■ **Task details**
Every line below is to be copied exactly, with the pictures left out.

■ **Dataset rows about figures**
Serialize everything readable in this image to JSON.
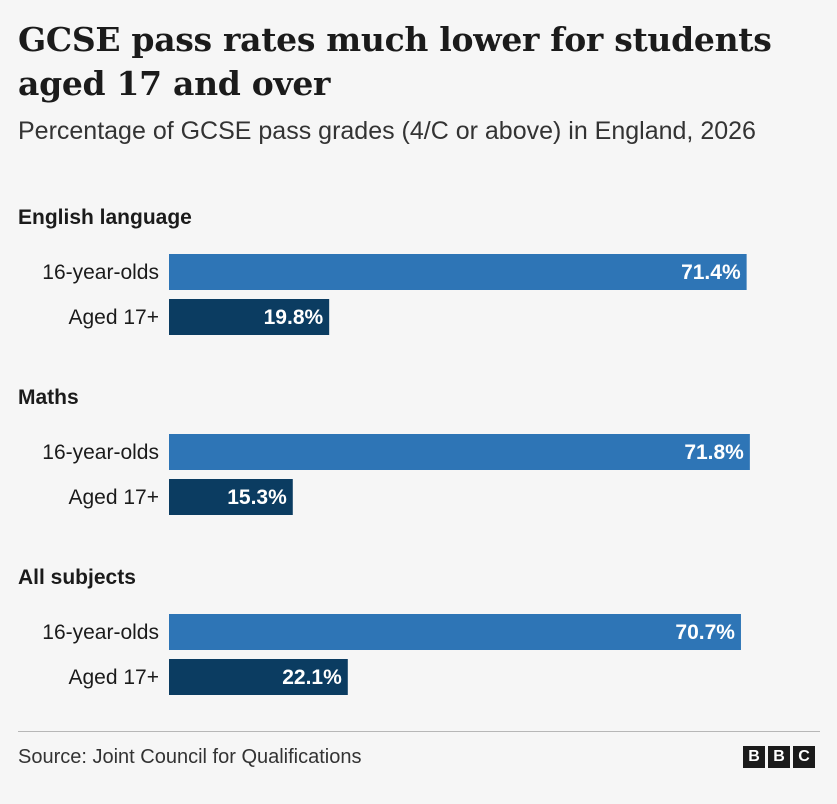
{
  "title": "GCSE pass rates much lower for students aged 17 and over",
  "subtitle": "Percentage of GCSE pass grades (4/C or above) in England, 2026",
  "source": "Source: Joint Council for Qualifications",
  "logo": [
    "B",
    "B",
    "C"
  ],
  "colors": {
    "series_16": "#2e75b6",
    "series_17": "#0b3c61",
    "background": "#f6f6f6"
  },
  "chart_data": {
    "type": "bar",
    "orientation": "horizontal",
    "value_suffix": "%",
    "xlim": [
      0,
      100
    ],
    "grid": false,
    "groups": [
      {
        "name": "English language",
        "bars": [
          {
            "label": "16-year-olds",
            "value": 71.4
          },
          {
            "label": "Aged 17+",
            "value": 19.8
          }
        ]
      },
      {
        "name": "Maths",
        "bars": [
          {
            "label": "16-year-olds",
            "value": 71.8
          },
          {
            "label": "Aged 17+",
            "value": 15.3
          }
        ]
      },
      {
        "name": "All subjects",
        "bars": [
          {
            "label": "16-year-olds",
            "value": 70.7
          },
          {
            "label": "Aged 17+",
            "value": 22.1
          }
        ]
      }
    ]
  }
}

■ **Task result**
Serialize everything readable in this image to JSON.
{
  "title": "GCSE pass rates much lower for students aged 17 and over",
  "subtitle": "Percentage of GCSE pass grades (4/C or above) in England, 2026",
  "source": "Source: Joint Council for Qualifications",
  "logo": [
    "B",
    "B",
    "C"
  ],
  "colors": {
    "series_16": "#2e75b6",
    "series_17": "#0b3c61",
    "background": "#f6f6f6"
  },
  "chart_data": {
    "type": "bar",
    "orientation": "horizontal",
    "value_suffix": "%",
    "xlim": [
      0,
      100
    ],
    "grid": false,
    "groups": [
      {
        "name": "English language",
        "bars": [
          {
            "label": "16-year-olds",
            "value": 71.4
          },
          {
            "label": "Aged 17+",
            "value": 19.8
          }
        ]
      },
      {
        "name": "Maths",
        "bars": [
          {
            "label": "16-year-olds",
            "value": 71.8
          },
          {
            "label": "Aged 17+",
            "value": 15.3
          }
        ]
      },
      {
        "name": "All subjects",
        "bars": [
          {
            "label": "16-year-olds",
            "value": 70.7
          },
          {
            "label": "Aged 17+",
            "value": 22.1
          }
        ]
      }
    ]
  }
}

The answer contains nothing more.